-- BEGIN Excerpted records --

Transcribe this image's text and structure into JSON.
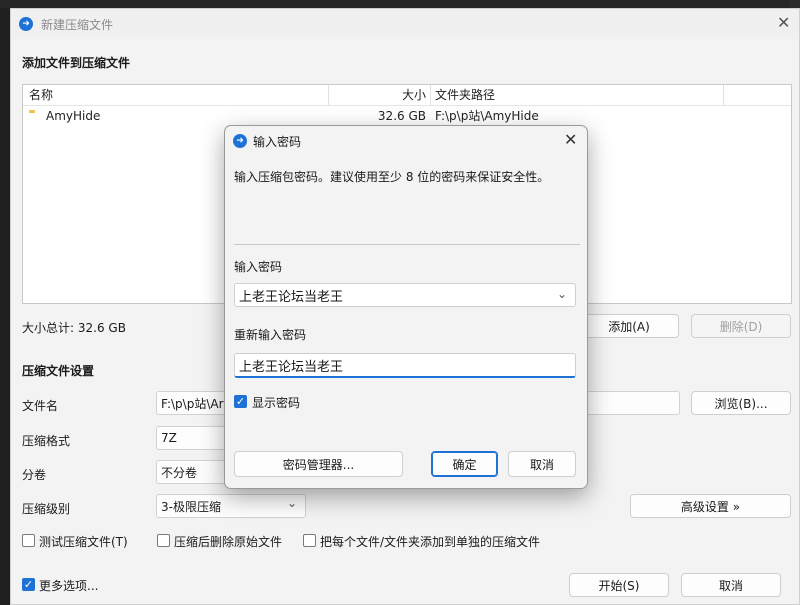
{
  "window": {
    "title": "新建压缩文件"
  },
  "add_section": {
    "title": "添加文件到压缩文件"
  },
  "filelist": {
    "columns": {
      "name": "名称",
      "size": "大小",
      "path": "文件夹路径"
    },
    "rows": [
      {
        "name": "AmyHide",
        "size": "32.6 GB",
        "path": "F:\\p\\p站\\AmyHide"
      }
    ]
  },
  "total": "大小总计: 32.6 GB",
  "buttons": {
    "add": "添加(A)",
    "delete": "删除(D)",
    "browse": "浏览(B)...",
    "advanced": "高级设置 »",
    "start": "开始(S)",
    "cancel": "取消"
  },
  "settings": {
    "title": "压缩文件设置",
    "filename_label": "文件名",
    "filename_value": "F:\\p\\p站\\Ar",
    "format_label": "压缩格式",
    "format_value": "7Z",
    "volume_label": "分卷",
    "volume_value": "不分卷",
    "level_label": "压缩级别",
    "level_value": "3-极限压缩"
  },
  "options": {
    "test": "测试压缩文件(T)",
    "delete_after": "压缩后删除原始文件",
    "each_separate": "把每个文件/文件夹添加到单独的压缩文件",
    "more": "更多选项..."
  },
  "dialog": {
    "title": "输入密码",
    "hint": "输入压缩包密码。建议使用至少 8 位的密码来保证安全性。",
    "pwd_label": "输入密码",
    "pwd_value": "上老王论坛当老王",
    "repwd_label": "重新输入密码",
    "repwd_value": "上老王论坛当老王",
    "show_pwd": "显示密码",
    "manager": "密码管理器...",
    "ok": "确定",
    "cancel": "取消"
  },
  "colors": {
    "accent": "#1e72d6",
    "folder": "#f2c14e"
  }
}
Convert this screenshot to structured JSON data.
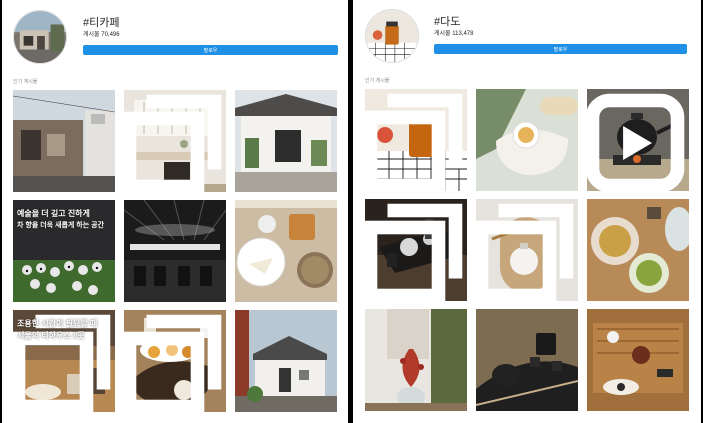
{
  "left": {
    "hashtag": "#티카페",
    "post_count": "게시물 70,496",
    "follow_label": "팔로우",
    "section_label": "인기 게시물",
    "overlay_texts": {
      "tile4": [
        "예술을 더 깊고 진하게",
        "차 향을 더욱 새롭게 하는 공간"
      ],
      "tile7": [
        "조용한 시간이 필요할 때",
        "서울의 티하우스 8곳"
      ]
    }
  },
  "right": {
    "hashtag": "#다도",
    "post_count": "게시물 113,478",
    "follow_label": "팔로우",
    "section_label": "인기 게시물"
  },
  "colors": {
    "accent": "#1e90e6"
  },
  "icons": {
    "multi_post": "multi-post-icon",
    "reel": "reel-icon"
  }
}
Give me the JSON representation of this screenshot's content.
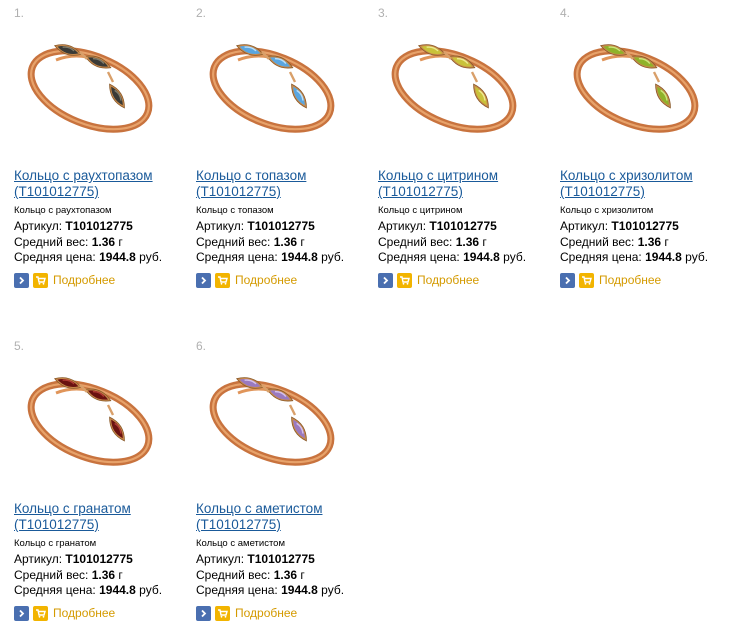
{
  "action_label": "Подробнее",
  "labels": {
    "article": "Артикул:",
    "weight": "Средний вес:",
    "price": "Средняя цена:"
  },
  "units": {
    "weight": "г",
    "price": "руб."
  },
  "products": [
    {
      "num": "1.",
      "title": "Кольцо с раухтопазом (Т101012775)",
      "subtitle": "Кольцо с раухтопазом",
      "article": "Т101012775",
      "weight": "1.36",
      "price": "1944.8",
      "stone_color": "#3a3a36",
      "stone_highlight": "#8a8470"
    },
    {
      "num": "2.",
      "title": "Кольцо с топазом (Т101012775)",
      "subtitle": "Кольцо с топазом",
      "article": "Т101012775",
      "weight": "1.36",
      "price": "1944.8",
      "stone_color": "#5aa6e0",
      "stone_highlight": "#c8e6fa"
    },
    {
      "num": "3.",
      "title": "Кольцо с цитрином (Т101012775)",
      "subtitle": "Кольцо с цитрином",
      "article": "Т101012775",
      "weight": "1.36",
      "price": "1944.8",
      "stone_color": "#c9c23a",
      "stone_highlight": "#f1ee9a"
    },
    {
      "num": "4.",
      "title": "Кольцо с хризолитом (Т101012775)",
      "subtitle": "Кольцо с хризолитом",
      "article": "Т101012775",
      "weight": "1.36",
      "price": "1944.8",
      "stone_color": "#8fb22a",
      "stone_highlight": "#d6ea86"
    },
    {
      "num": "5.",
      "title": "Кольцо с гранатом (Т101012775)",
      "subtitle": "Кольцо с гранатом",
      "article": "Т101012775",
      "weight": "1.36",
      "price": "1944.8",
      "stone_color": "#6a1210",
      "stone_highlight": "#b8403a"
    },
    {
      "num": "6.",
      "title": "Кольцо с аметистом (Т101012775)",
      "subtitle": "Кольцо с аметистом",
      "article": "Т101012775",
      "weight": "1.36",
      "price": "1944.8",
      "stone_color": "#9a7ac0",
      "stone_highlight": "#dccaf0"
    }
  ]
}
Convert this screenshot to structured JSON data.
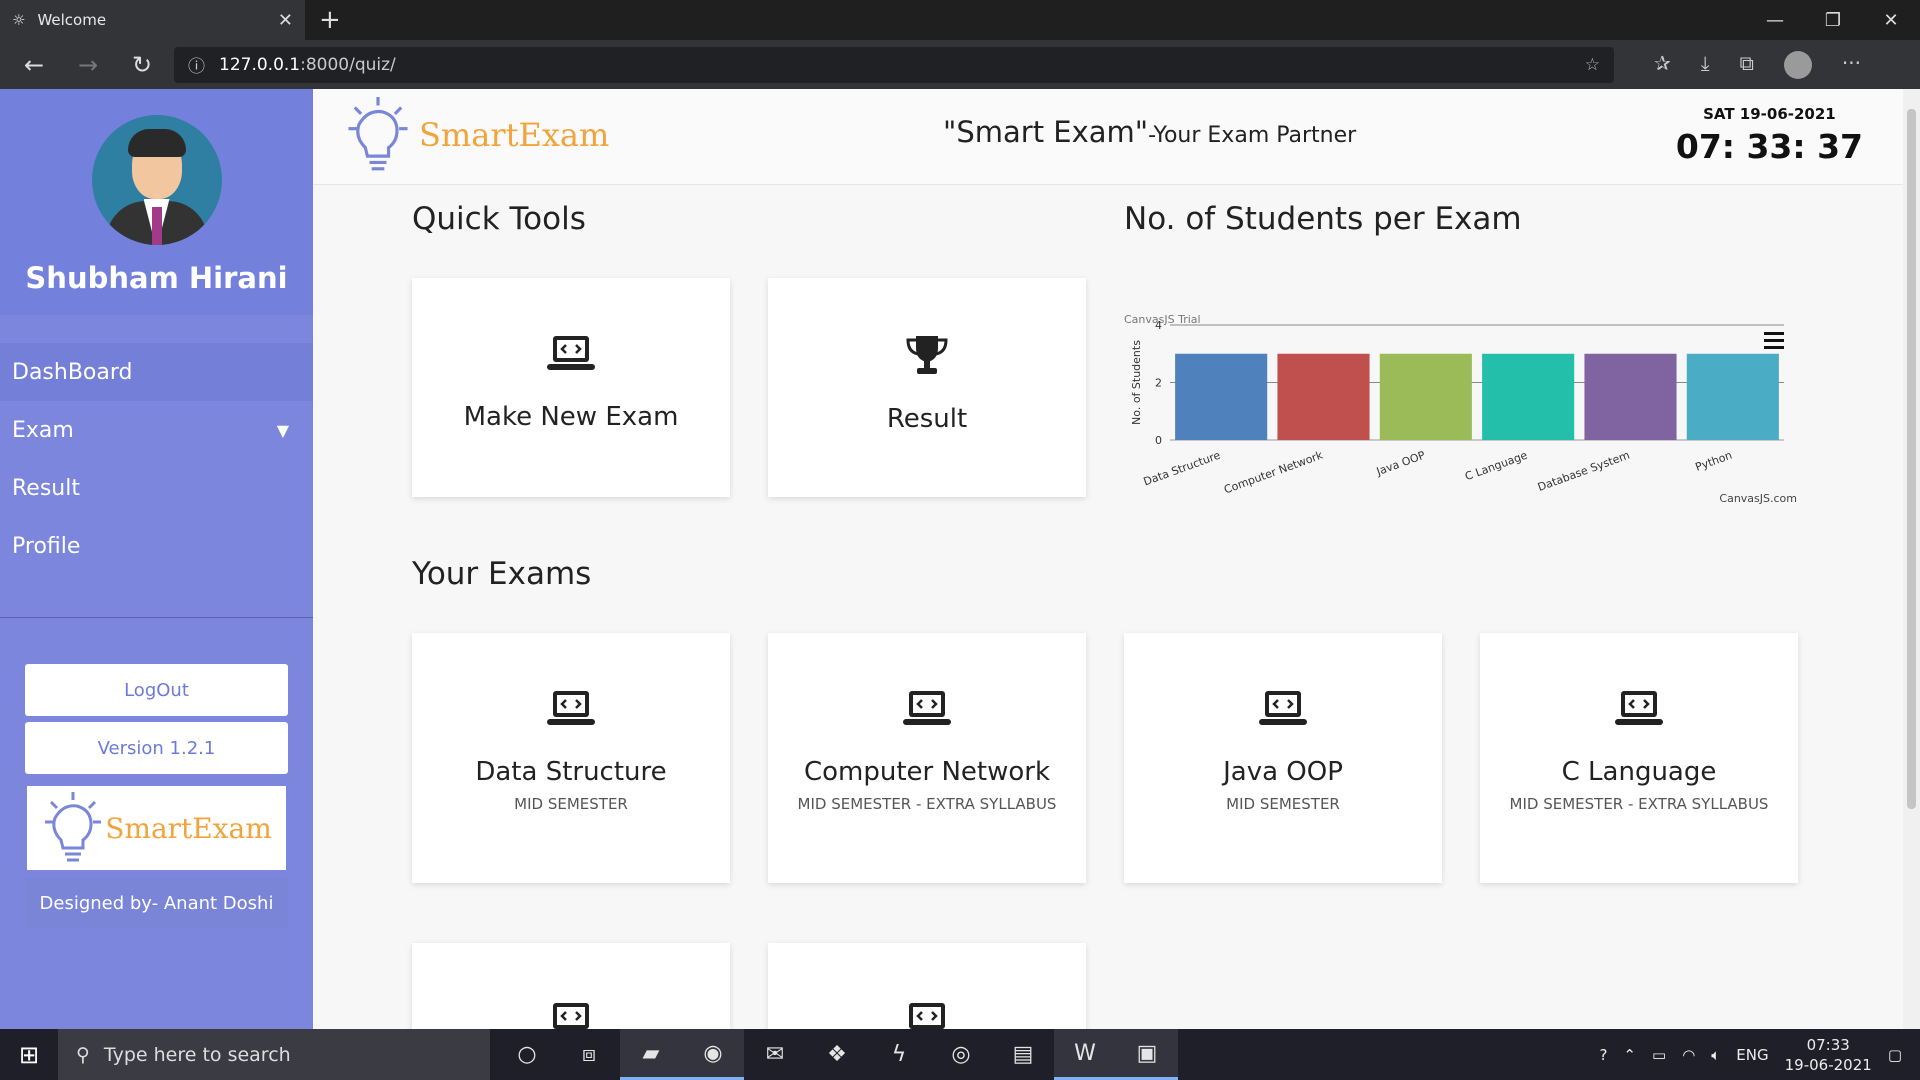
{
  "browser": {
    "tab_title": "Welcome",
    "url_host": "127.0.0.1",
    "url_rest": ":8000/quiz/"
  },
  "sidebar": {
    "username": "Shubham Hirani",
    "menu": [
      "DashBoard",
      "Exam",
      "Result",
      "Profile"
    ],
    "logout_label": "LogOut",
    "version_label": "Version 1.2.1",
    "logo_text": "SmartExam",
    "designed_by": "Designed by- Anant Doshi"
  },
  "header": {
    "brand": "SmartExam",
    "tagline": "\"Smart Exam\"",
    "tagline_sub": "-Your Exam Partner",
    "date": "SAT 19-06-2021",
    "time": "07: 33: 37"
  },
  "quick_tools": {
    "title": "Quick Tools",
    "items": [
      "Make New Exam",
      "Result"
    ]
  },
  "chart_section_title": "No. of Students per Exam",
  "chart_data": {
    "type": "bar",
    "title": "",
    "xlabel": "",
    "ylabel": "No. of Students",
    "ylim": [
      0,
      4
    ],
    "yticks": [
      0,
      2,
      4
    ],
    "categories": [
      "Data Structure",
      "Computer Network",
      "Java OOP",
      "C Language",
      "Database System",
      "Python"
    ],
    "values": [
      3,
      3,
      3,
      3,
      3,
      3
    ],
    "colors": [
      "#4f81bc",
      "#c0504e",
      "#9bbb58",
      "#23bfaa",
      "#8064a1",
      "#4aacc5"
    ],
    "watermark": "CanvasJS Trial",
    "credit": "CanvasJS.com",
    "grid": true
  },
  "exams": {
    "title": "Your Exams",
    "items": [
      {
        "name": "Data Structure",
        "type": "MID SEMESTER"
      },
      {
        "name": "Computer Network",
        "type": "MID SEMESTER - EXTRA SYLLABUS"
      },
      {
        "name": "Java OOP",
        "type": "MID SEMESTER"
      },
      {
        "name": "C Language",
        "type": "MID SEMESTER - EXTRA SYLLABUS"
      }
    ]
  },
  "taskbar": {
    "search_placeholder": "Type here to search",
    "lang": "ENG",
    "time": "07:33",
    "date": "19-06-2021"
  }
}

-- END Excerpted records --

The data above should be repeated exactly, minus any pictures.

Transcribe this image's text and structure into JSON.
{
  "window": {
    "title": "新建压缩文件"
  },
  "add_section": {
    "title": "添加文件到压缩文件"
  },
  "filelist": {
    "columns": {
      "name": "名称",
      "size": "大小",
      "path": "文件夹路径"
    },
    "rows": [
      {
        "name": "AmyHide",
        "size": "32.6 GB",
        "path": "F:\\p\\p站\\AmyHide"
      }
    ]
  },
  "total": "大小总计: 32.6 GB",
  "buttons": {
    "add": "添加(A)",
    "delete": "删除(D)",
    "browse": "浏览(B)...",
    "advanced": "高级设置 »",
    "start": "开始(S)",
    "cancel": "取消"
  },
  "settings": {
    "title": "压缩文件设置",
    "filename_label": "文件名",
    "filename_value": "F:\\p\\p站\\Ar",
    "format_label": "压缩格式",
    "format_value": "7Z",
    "volume_label": "分卷",
    "volume_value": "不分卷",
    "level_label": "压缩级别",
    "level_value": "3-极限压缩"
  },
  "options": {
    "test": "测试压缩文件(T)",
    "delete_after": "压缩后删除原始文件",
    "each_separate": "把每个文件/文件夹添加到单独的压缩文件",
    "more": "更多选项..."
  },
  "dialog": {
    "title": "输入密码",
    "hint": "输入压缩包密码。建议使用至少 8 位的密码来保证安全性。",
    "pwd_label": "输入密码",
    "pwd_value": "上老王论坛当老王",
    "repwd_label": "重新输入密码",
    "repwd_value": "上老王论坛当老王",
    "show_pwd": "显示密码",
    "manager": "密码管理器...",
    "ok": "确定",
    "cancel": "取消"
  },
  "colors": {
    "accent": "#1e72d6",
    "folder": "#f2c14e"
  }
}
Convert this screenshot to structured JSON data.
{
  "left": {
    "hashtag": "#티카페",
    "post_count": "게시물 70,496",
    "follow_label": "팔로우",
    "section_label": "인기 게시물",
    "overlay_texts": {
      "tile4": [
        "예술을 더 깊고 진하게",
        "차 향을 더욱 새롭게 하는 공간"
      ],
      "tile7": [
        "조용한 시간이 필요할 때",
        "서울의 티하우스 8곳"
      ]
    }
  },
  "right": {
    "hashtag": "#다도",
    "post_count": "게시물 113,478",
    "follow_label": "팔로우",
    "section_label": "인기 게시물"
  },
  "colors": {
    "accent": "#1e90e6"
  },
  "icons": {
    "multi_post": "multi-post-icon",
    "reel": "reel-icon"
  }
}
Give me the JSON representation of this screenshot's content.
{
  "action_label": "Подробнее",
  "labels": {
    "article": "Артикул:",
    "weight": "Средний вес:",
    "price": "Средняя цена:"
  },
  "units": {
    "weight": "г",
    "price": "руб."
  },
  "products": [
    {
      "num": "1.",
      "title": "Кольцо с раухтопазом (Т101012775)",
      "subtitle": "Кольцо с раухтопазом",
      "article": "Т101012775",
      "weight": "1.36",
      "price": "1944.8",
      "stone_color": "#3a3a36",
      "stone_highlight": "#8a8470"
    },
    {
      "num": "2.",
      "title": "Кольцо с топазом (Т101012775)",
      "subtitle": "Кольцо с топазом",
      "article": "Т101012775",
      "weight": "1.36",
      "price": "1944.8",
      "stone_color": "#5aa6e0",
      "stone_highlight": "#c8e6fa"
    },
    {
      "num": "3.",
      "title": "Кольцо с цитрином (Т101012775)",
      "subtitle": "Кольцо с цитрином",
      "article": "Т101012775",
      "weight": "1.36",
      "price": "1944.8",
      "stone_color": "#c9c23a",
      "stone_highlight": "#f1ee9a"
    },
    {
      "num": "4.",
      "title": "Кольцо с хризолитом (Т101012775)",
      "subtitle": "Кольцо с хризолитом",
      "article": "Т101012775",
      "weight": "1.36",
      "price": "1944.8",
      "stone_color": "#8fb22a",
      "stone_highlight": "#d6ea86"
    },
    {
      "num": "5.",
      "title": "Кольцо с гранатом (Т101012775)",
      "subtitle": "Кольцо с гранатом",
      "article": "Т101012775",
      "weight": "1.36",
      "price": "1944.8",
      "stone_color": "#6a1210",
      "stone_highlight": "#b8403a"
    },
    {
      "num": "6.",
      "title": "Кольцо с аметистом (Т101012775)",
      "subtitle": "Кольцо с аметистом",
      "article": "Т101012775",
      "weight": "1.36",
      "price": "1944.8",
      "stone_color": "#9a7ac0",
      "stone_highlight": "#dccaf0"
    }
  ]
}
Convert this screenshot to structured JSON data.
{
  "browser": {
    "tab_title": "Welcome",
    "url_host": "127.0.0.1",
    "url_rest": ":8000/quiz/"
  },
  "sidebar": {
    "username": "Shubham Hirani",
    "menu": [
      "DashBoard",
      "Exam",
      "Result",
      "Profile"
    ],
    "logout_label": "LogOut",
    "version_label": "Version 1.2.1",
    "logo_text": "SmartExam",
    "designed_by": "Designed by- Anant Doshi"
  },
  "header": {
    "brand": "SmartExam",
    "tagline": "\"Smart Exam\"",
    "tagline_sub": "-Your Exam Partner",
    "date": "SAT 19-06-2021",
    "time": "07: 33: 37"
  },
  "quick_tools": {
    "title": "Quick Tools",
    "items": [
      "Make New Exam",
      "Result"
    ]
  },
  "chart_section_title": "No. of Students per Exam",
  "chart_data": {
    "type": "bar",
    "title": "",
    "xlabel": "",
    "ylabel": "No. of Students",
    "ylim": [
      0,
      4
    ],
    "yticks": [
      0,
      2,
      4
    ],
    "categories": [
      "Data Structure",
      "Computer Network",
      "Java OOP",
      "C Language",
      "Database System",
      "Python"
    ],
    "values": [
      3,
      3,
      3,
      3,
      3,
      3
    ],
    "colors": [
      "#4f81bc",
      "#c0504e",
      "#9bbb58",
      "#23bfaa",
      "#8064a1",
      "#4aacc5"
    ],
    "watermark": "CanvasJS Trial",
    "credit": "CanvasJS.com",
    "grid": true
  },
  "exams": {
    "title": "Your Exams",
    "items": [
      {
        "name": "Data Structure",
        "type": "MID SEMESTER"
      },
      {
        "name": "Computer Network",
        "type": "MID SEMESTER - EXTRA SYLLABUS"
      },
      {
        "name": "Java OOP",
        "type": "MID SEMESTER"
      },
      {
        "name": "C Language",
        "type": "MID SEMESTER - EXTRA SYLLABUS"
      }
    ]
  },
  "taskbar": {
    "search_placeholder": "Type here to search",
    "lang": "ENG",
    "time": "07:33",
    "date": "19-06-2021"
  }
}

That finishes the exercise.